**Prompt:** Return the records in full, exactly as given.

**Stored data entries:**

**********

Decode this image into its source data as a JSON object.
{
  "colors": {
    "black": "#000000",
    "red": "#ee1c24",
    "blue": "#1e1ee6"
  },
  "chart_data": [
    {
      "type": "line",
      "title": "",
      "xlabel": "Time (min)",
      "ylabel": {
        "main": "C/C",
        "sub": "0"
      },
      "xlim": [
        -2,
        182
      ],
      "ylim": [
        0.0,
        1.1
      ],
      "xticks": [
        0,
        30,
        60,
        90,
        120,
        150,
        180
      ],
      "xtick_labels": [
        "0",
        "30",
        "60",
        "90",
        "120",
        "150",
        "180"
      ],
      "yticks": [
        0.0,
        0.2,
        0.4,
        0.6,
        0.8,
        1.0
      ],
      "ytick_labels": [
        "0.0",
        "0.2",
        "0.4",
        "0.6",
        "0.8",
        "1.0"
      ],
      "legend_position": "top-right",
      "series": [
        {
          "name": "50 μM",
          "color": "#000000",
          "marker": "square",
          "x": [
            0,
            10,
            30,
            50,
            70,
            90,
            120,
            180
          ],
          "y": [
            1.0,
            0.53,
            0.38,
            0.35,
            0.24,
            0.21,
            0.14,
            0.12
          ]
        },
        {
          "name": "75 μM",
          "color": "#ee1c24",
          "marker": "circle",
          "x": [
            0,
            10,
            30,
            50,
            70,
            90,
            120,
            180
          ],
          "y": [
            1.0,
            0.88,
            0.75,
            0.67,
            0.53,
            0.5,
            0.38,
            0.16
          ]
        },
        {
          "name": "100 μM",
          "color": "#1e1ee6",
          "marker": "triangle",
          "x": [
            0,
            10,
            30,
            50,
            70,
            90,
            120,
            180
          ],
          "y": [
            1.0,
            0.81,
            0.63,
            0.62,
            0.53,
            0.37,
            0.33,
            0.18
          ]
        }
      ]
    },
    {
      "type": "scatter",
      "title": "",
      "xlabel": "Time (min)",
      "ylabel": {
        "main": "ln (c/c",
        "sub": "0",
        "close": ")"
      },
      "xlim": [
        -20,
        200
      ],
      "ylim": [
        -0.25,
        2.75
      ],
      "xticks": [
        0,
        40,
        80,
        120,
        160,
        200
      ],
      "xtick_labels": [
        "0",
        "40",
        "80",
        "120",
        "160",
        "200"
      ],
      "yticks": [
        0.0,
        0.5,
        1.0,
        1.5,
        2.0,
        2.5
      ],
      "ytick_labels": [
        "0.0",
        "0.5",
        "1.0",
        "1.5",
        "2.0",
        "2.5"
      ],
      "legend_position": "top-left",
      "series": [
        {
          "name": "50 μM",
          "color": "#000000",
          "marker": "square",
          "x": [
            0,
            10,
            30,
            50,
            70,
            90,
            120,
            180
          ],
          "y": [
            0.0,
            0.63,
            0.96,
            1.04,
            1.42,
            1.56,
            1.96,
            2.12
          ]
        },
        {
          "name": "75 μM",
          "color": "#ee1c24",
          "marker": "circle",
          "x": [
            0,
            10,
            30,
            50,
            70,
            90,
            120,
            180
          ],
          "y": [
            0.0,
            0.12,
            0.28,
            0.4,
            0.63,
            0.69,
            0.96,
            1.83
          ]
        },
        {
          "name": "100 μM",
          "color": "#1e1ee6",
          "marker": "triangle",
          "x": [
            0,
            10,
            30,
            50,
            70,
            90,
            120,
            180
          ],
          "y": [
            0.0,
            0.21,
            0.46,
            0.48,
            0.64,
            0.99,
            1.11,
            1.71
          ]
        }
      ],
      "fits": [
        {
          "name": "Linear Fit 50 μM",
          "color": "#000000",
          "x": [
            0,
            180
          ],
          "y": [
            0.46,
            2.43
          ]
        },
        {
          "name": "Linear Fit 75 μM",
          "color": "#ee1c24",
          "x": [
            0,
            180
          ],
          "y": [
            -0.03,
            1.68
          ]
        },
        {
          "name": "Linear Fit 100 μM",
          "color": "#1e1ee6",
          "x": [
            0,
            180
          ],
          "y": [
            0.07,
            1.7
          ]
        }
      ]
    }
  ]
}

**********

**Response:**
Decode this image into its source data as a JSON object.
{
  "colors": {
    "black": "#000000",
    "red": "#ee1c24",
    "blue": "#1e1ee6"
  },
  "chart_data": [
    {
      "type": "line",
      "title": "",
      "xlabel": "Time (min)",
      "ylabel": {
        "main": "C/C",
        "sub": "0"
      },
      "xlim": [
        -2,
        182
      ],
      "ylim": [
        0.0,
        1.1
      ],
      "xticks": [
        0,
        30,
        60,
        90,
        120,
        150,
        180
      ],
      "xtick_labels": [
        "0",
        "30",
        "60",
        "90",
        "120",
        "150",
        "180"
      ],
      "yticks": [
        0.0,
        0.2,
        0.4,
        0.6,
        0.8,
        1.0
      ],
      "ytick_labels": [
        "0.0",
        "0.2",
        "0.4",
        "0.6",
        "0.8",
        "1.0"
      ],
      "legend_position": "top-right",
      "series": [
        {
          "name": "50 μM",
          "color": "#000000",
          "marker": "square",
          "x": [
            0,
            10,
            30,
            50,
            70,
            90,
            120,
            180
          ],
          "y": [
            1.0,
            0.53,
            0.38,
            0.35,
            0.24,
            0.21,
            0.14,
            0.12
          ]
        },
        {
          "name": "75 μM",
          "color": "#ee1c24",
          "marker": "circle",
          "x": [
            0,
            10,
            30,
            50,
            70,
            90,
            120,
            180
          ],
          "y": [
            1.0,
            0.88,
            0.75,
            0.67,
            0.53,
            0.5,
            0.38,
            0.16
          ]
        },
        {
          "name": "100 μM",
          "color": "#1e1ee6",
          "marker": "triangle",
          "x": [
            0,
            10,
            30,
            50,
            70,
            90,
            120,
            180
          ],
          "y": [
            1.0,
            0.81,
            0.63,
            0.62,
            0.53,
            0.37,
            0.33,
            0.18
          ]
        }
      ]
    },
    {
      "type": "scatter",
      "title": "",
      "xlabel": "Time (min)",
      "ylabel": {
        "main": "ln (c/c",
        "sub": "0",
        "close": ")"
      },
      "xlim": [
        -20,
        200
      ],
      "ylim": [
        -0.25,
        2.75
      ],
      "xticks": [
        0,
        40,
        80,
        120,
        160,
        200
      ],
      "xtick_labels": [
        "0",
        "40",
        "80",
        "120",
        "160",
        "200"
      ],
      "yticks": [
        0.0,
        0.5,
        1.0,
        1.5,
        2.0,
        2.5
      ],
      "ytick_labels": [
        "0.0",
        "0.5",
        "1.0",
        "1.5",
        "2.0",
        "2.5"
      ],
      "legend_position": "top-left",
      "series": [
        {
          "name": "50 μM",
          "color": "#000000",
          "marker": "square",
          "x": [
            0,
            10,
            30,
            50,
            70,
            90,
            120,
            180
          ],
          "y": [
            0.0,
            0.63,
            0.96,
            1.04,
            1.42,
            1.56,
            1.96,
            2.12
          ]
        },
        {
          "name": "75 μM",
          "color": "#ee1c24",
          "marker": "circle",
          "x": [
            0,
            10,
            30,
            50,
            70,
            90,
            120,
            180
          ],
          "y": [
            0.0,
            0.12,
            0.28,
            0.4,
            0.63,
            0.69,
            0.96,
            1.83
          ]
        },
        {
          "name": "100 μM",
          "color": "#1e1ee6",
          "marker": "triangle",
          "x": [
            0,
            10,
            30,
            50,
            70,
            90,
            120,
            180
          ],
          "y": [
            0.0,
            0.21,
            0.46,
            0.48,
            0.64,
            0.99,
            1.11,
            1.71
          ]
        }
      ],
      "fits": [
        {
          "name": "Linear Fit 50 μM",
          "color": "#000000",
          "x": [
            0,
            180
          ],
          "y": [
            0.46,
            2.43
          ]
        },
        {
          "name": "Linear Fit 75 μM",
          "color": "#ee1c24",
          "x": [
            0,
            180
          ],
          "y": [
            -0.03,
            1.68
          ]
        },
        {
          "name": "Linear Fit 100 μM",
          "color": "#1e1ee6",
          "x": [
            0,
            180
          ],
          "y": [
            0.07,
            1.7
          ]
        }
      ]
    }
  ]
}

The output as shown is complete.